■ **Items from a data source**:
>> START
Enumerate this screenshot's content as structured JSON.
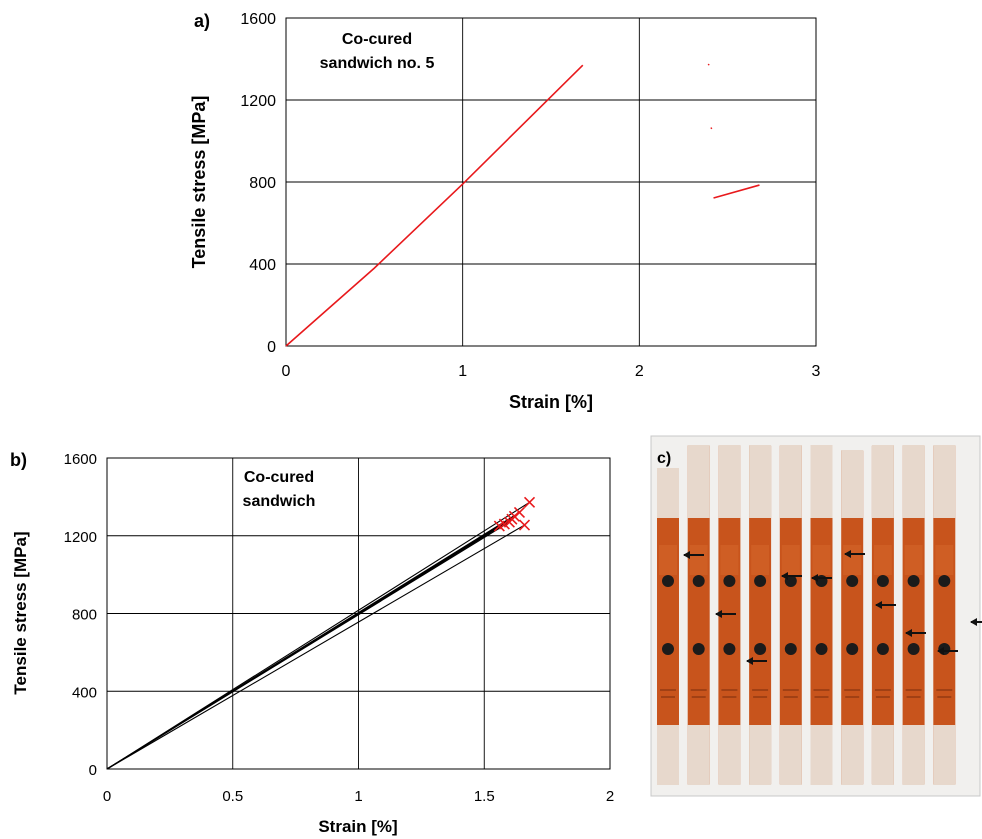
{
  "chart_data": [
    {
      "panel_label": "a)",
      "type": "line",
      "annotation": [
        "Co-cured",
        "sandwich no. 5"
      ],
      "xlabel": "Strain [%]",
      "ylabel": "Tensile stress [MPa]",
      "xlim": [
        0,
        3
      ],
      "ylim": [
        0,
        1600
      ],
      "xticks": [
        0,
        1,
        2,
        3
      ],
      "yticks": [
        0,
        400,
        800,
        1200,
        1600
      ],
      "grid": true,
      "series": [
        {
          "color": "#e8191c",
          "points": [
            [
              0,
              0
            ],
            [
              0.5,
              380
            ],
            [
              1.0,
              790
            ],
            [
              1.68,
              1370
            ]
          ]
        },
        {
          "color": "#e8191c",
          "points": [
            [
              2.42,
              722
            ],
            [
              2.68,
              785
            ]
          ]
        },
        {
          "color": "#e8191c",
          "points": [
            [
              2.39,
              1370
            ],
            [
              2.395,
              1375
            ]
          ]
        },
        {
          "color": "#e8191c",
          "points": [
            [
              2.405,
              1060
            ],
            [
              2.41,
              1065
            ]
          ]
        }
      ]
    },
    {
      "panel_label": "b)",
      "type": "line",
      "annotation": [
        "Co-cured",
        "sandwich"
      ],
      "xlabel": "Strain [%]",
      "ylabel": "Tensile stress [MPa]",
      "xlim": [
        0,
        2
      ],
      "ylim": [
        0,
        1600
      ],
      "xticks": [
        0,
        0.5,
        1,
        1.5,
        2
      ],
      "ytick_labels_shown": [
        0,
        400,
        800,
        1200,
        1600
      ],
      "yticks": [
        0,
        400,
        800,
        1200,
        1600
      ],
      "grid": true,
      "series": [
        {
          "color": "#000000",
          "points": [
            [
              0,
              0
            ],
            [
              1.68,
              1372
            ]
          ]
        },
        {
          "color": "#000000",
          "points": [
            [
              0,
              0
            ],
            [
              1.64,
              1320
            ]
          ]
        },
        {
          "color": "#000000",
          "points": [
            [
              0,
              0
            ],
            [
              1.62,
              1300
            ]
          ]
        },
        {
          "color": "#000000",
          "points": [
            [
              0,
              0
            ],
            [
              1.61,
              1285
            ]
          ]
        },
        {
          "color": "#000000",
          "points": [
            [
              0,
              0
            ],
            [
              1.6,
              1270
            ]
          ]
        },
        {
          "color": "#000000",
          "points": [
            [
              0,
              0
            ],
            [
              1.58,
              1260
            ]
          ]
        },
        {
          "color": "#000000",
          "points": [
            [
              0,
              0
            ],
            [
              1.56,
              1250
            ]
          ]
        },
        {
          "color": "#000000",
          "points": [
            [
              0,
              0
            ],
            [
              1.66,
              1255
            ]
          ]
        }
      ],
      "failure_markers": {
        "color": "#e8191c",
        "symbol": "x",
        "points": [
          [
            1.68,
            1372
          ],
          [
            1.64,
            1320
          ],
          [
            1.62,
            1300
          ],
          [
            1.61,
            1285
          ],
          [
            1.6,
            1270
          ],
          [
            1.58,
            1260
          ],
          [
            1.56,
            1250
          ],
          [
            1.66,
            1255
          ]
        ]
      }
    }
  ],
  "photo": {
    "panel_label": "c)",
    "description_colors": {
      "specimen": "#c8541c",
      "tab": "#e7d8cc",
      "backdrop": "#efeeec",
      "dot": "#1b1b1b"
    },
    "specimen_count": 10
  }
}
>> END
■ **Problem to work on**:
Skip the pictures and print each record exactly as it stands.

■ **Expected output**:
Enumerate this screenshot's content as structured JSON.
{
  "chart_data": [
    {
      "panel_label": "a)",
      "type": "line",
      "annotation": [
        "Co-cured",
        "sandwich no. 5"
      ],
      "xlabel": "Strain [%]",
      "ylabel": "Tensile stress [MPa]",
      "xlim": [
        0,
        3
      ],
      "ylim": [
        0,
        1600
      ],
      "xticks": [
        0,
        1,
        2,
        3
      ],
      "yticks": [
        0,
        400,
        800,
        1200,
        1600
      ],
      "grid": true,
      "series": [
        {
          "color": "#e8191c",
          "points": [
            [
              0,
              0
            ],
            [
              0.5,
              380
            ],
            [
              1.0,
              790
            ],
            [
              1.68,
              1370
            ]
          ]
        },
        {
          "color": "#e8191c",
          "points": [
            [
              2.42,
              722
            ],
            [
              2.68,
              785
            ]
          ]
        },
        {
          "color": "#e8191c",
          "points": [
            [
              2.39,
              1370
            ],
            [
              2.395,
              1375
            ]
          ]
        },
        {
          "color": "#e8191c",
          "points": [
            [
              2.405,
              1060
            ],
            [
              2.41,
              1065
            ]
          ]
        }
      ]
    },
    {
      "panel_label": "b)",
      "type": "line",
      "annotation": [
        "Co-cured",
        "sandwich"
      ],
      "xlabel": "Strain [%]",
      "ylabel": "Tensile stress [MPa]",
      "xlim": [
        0,
        2
      ],
      "ylim": [
        0,
        1600
      ],
      "xticks": [
        0,
        0.5,
        1,
        1.5,
        2
      ],
      "ytick_labels_shown": [
        0,
        400,
        800,
        1200,
        1600
      ],
      "yticks": [
        0,
        400,
        800,
        1200,
        1600
      ],
      "grid": true,
      "series": [
        {
          "color": "#000000",
          "points": [
            [
              0,
              0
            ],
            [
              1.68,
              1372
            ]
          ]
        },
        {
          "color": "#000000",
          "points": [
            [
              0,
              0
            ],
            [
              1.64,
              1320
            ]
          ]
        },
        {
          "color": "#000000",
          "points": [
            [
              0,
              0
            ],
            [
              1.62,
              1300
            ]
          ]
        },
        {
          "color": "#000000",
          "points": [
            [
              0,
              0
            ],
            [
              1.61,
              1285
            ]
          ]
        },
        {
          "color": "#000000",
          "points": [
            [
              0,
              0
            ],
            [
              1.6,
              1270
            ]
          ]
        },
        {
          "color": "#000000",
          "points": [
            [
              0,
              0
            ],
            [
              1.58,
              1260
            ]
          ]
        },
        {
          "color": "#000000",
          "points": [
            [
              0,
              0
            ],
            [
              1.56,
              1250
            ]
          ]
        },
        {
          "color": "#000000",
          "points": [
            [
              0,
              0
            ],
            [
              1.66,
              1255
            ]
          ]
        }
      ],
      "failure_markers": {
        "color": "#e8191c",
        "symbol": "x",
        "points": [
          [
            1.68,
            1372
          ],
          [
            1.64,
            1320
          ],
          [
            1.62,
            1300
          ],
          [
            1.61,
            1285
          ],
          [
            1.6,
            1270
          ],
          [
            1.58,
            1260
          ],
          [
            1.56,
            1250
          ],
          [
            1.66,
            1255
          ]
        ]
      }
    }
  ],
  "photo": {
    "panel_label": "c)",
    "description_colors": {
      "specimen": "#c8541c",
      "tab": "#e7d8cc",
      "backdrop": "#efeeec",
      "dot": "#1b1b1b"
    },
    "specimen_count": 10
  }
}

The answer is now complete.